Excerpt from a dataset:
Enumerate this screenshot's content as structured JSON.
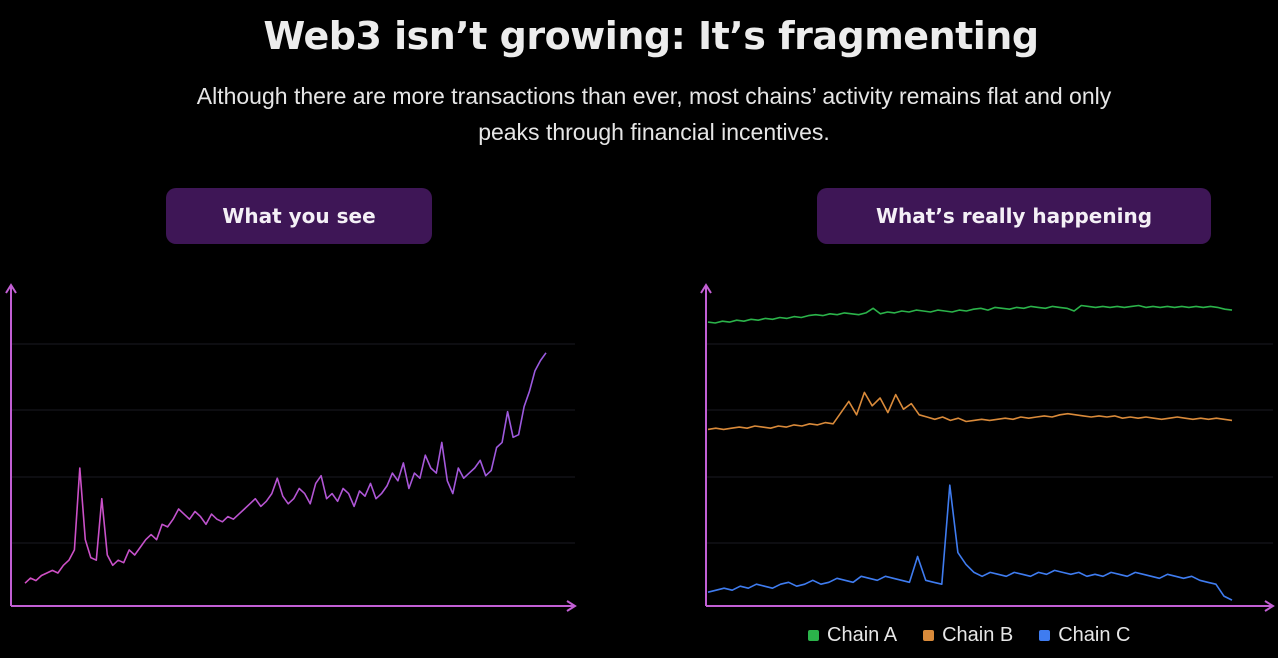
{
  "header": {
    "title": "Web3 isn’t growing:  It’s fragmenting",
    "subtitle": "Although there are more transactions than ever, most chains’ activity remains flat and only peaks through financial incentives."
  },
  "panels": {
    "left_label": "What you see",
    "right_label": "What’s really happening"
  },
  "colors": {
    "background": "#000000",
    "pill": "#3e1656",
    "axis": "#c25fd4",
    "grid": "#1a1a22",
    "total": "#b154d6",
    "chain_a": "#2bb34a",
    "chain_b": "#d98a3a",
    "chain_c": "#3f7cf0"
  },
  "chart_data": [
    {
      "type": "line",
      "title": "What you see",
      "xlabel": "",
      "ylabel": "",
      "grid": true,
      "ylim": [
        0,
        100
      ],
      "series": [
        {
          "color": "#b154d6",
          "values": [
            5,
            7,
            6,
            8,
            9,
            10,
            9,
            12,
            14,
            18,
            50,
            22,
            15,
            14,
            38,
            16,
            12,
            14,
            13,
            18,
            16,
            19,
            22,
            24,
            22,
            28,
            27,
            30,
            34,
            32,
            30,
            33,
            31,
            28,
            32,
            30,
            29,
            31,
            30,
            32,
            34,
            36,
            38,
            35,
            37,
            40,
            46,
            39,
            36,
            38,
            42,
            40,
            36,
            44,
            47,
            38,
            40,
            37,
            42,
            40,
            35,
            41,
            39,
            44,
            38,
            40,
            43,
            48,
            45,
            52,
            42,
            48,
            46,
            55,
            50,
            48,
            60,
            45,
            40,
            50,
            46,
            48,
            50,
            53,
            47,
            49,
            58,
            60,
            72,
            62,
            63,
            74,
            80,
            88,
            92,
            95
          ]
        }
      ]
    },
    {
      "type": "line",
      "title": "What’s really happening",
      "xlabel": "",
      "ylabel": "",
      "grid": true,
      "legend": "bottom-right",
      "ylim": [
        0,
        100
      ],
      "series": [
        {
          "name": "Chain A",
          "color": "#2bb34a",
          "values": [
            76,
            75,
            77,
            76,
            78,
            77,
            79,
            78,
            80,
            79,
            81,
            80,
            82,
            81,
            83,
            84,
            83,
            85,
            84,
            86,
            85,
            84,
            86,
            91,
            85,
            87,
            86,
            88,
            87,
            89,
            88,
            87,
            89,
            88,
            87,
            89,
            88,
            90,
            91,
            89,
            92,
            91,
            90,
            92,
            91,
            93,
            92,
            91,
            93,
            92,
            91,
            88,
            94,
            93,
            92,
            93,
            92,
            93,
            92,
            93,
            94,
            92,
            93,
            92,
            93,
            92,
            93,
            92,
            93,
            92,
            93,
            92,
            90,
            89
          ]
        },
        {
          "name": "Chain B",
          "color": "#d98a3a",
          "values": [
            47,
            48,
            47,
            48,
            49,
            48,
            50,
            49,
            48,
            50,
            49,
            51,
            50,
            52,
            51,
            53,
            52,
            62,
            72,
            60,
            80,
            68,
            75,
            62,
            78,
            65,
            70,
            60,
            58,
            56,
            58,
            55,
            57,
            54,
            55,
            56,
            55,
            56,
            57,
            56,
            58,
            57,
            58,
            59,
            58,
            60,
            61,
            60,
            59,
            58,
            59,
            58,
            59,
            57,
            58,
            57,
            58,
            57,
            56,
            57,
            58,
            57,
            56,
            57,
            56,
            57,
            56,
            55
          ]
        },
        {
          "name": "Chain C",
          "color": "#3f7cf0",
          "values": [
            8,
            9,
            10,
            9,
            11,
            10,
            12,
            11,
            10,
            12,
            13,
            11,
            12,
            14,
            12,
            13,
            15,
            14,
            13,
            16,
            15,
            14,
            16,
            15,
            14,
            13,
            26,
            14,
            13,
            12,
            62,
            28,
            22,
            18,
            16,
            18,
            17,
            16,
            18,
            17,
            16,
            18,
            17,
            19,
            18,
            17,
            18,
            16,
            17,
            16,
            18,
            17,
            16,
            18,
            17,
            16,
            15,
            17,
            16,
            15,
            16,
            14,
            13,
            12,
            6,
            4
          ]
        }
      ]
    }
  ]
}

EXERCISE REQUIREMENTS:
Reproduce the material word for word, minus the images.

RESULT FOR THIS EXERCISE:
Enumerate this screenshot's content as structured JSON.
{
  "header": {
    "title": "Web3 isn’t growing:  It’s fragmenting",
    "subtitle": "Although there are more transactions than ever, most chains’ activity remains flat and only peaks through financial incentives."
  },
  "panels": {
    "left_label": "What you see",
    "right_label": "What’s really happening"
  },
  "colors": {
    "background": "#000000",
    "pill": "#3e1656",
    "axis": "#c25fd4",
    "grid": "#1a1a22",
    "total": "#b154d6",
    "chain_a": "#2bb34a",
    "chain_b": "#d98a3a",
    "chain_c": "#3f7cf0"
  },
  "chart_data": [
    {
      "type": "line",
      "title": "What you see",
      "xlabel": "",
      "ylabel": "",
      "grid": true,
      "ylim": [
        0,
        100
      ],
      "series": [
        {
          "color": "#b154d6",
          "values": [
            5,
            7,
            6,
            8,
            9,
            10,
            9,
            12,
            14,
            18,
            50,
            22,
            15,
            14,
            38,
            16,
            12,
            14,
            13,
            18,
            16,
            19,
            22,
            24,
            22,
            28,
            27,
            30,
            34,
            32,
            30,
            33,
            31,
            28,
            32,
            30,
            29,
            31,
            30,
            32,
            34,
            36,
            38,
            35,
            37,
            40,
            46,
            39,
            36,
            38,
            42,
            40,
            36,
            44,
            47,
            38,
            40,
            37,
            42,
            40,
            35,
            41,
            39,
            44,
            38,
            40,
            43,
            48,
            45,
            52,
            42,
            48,
            46,
            55,
            50,
            48,
            60,
            45,
            40,
            50,
            46,
            48,
            50,
            53,
            47,
            49,
            58,
            60,
            72,
            62,
            63,
            74,
            80,
            88,
            92,
            95
          ]
        }
      ]
    },
    {
      "type": "line",
      "title": "What’s really happening",
      "xlabel": "",
      "ylabel": "",
      "grid": true,
      "legend": "bottom-right",
      "ylim": [
        0,
        100
      ],
      "series": [
        {
          "name": "Chain A",
          "color": "#2bb34a",
          "values": [
            76,
            75,
            77,
            76,
            78,
            77,
            79,
            78,
            80,
            79,
            81,
            80,
            82,
            81,
            83,
            84,
            83,
            85,
            84,
            86,
            85,
            84,
            86,
            91,
            85,
            87,
            86,
            88,
            87,
            89,
            88,
            87,
            89,
            88,
            87,
            89,
            88,
            90,
            91,
            89,
            92,
            91,
            90,
            92,
            91,
            93,
            92,
            91,
            93,
            92,
            91,
            88,
            94,
            93,
            92,
            93,
            92,
            93,
            92,
            93,
            94,
            92,
            93,
            92,
            93,
            92,
            93,
            92,
            93,
            92,
            93,
            92,
            90,
            89
          ]
        },
        {
          "name": "Chain B",
          "color": "#d98a3a",
          "values": [
            47,
            48,
            47,
            48,
            49,
            48,
            50,
            49,
            48,
            50,
            49,
            51,
            50,
            52,
            51,
            53,
            52,
            62,
            72,
            60,
            80,
            68,
            75,
            62,
            78,
            65,
            70,
            60,
            58,
            56,
            58,
            55,
            57,
            54,
            55,
            56,
            55,
            56,
            57,
            56,
            58,
            57,
            58,
            59,
            58,
            60,
            61,
            60,
            59,
            58,
            59,
            58,
            59,
            57,
            58,
            57,
            58,
            57,
            56,
            57,
            58,
            57,
            56,
            57,
            56,
            57,
            56,
            55
          ]
        },
        {
          "name": "Chain C",
          "color": "#3f7cf0",
          "values": [
            8,
            9,
            10,
            9,
            11,
            10,
            12,
            11,
            10,
            12,
            13,
            11,
            12,
            14,
            12,
            13,
            15,
            14,
            13,
            16,
            15,
            14,
            16,
            15,
            14,
            13,
            26,
            14,
            13,
            12,
            62,
            28,
            22,
            18,
            16,
            18,
            17,
            16,
            18,
            17,
            16,
            18,
            17,
            19,
            18,
            17,
            18,
            16,
            17,
            16,
            18,
            17,
            16,
            18,
            17,
            16,
            15,
            17,
            16,
            15,
            16,
            14,
            13,
            12,
            6,
            4
          ]
        }
      ]
    }
  ]
}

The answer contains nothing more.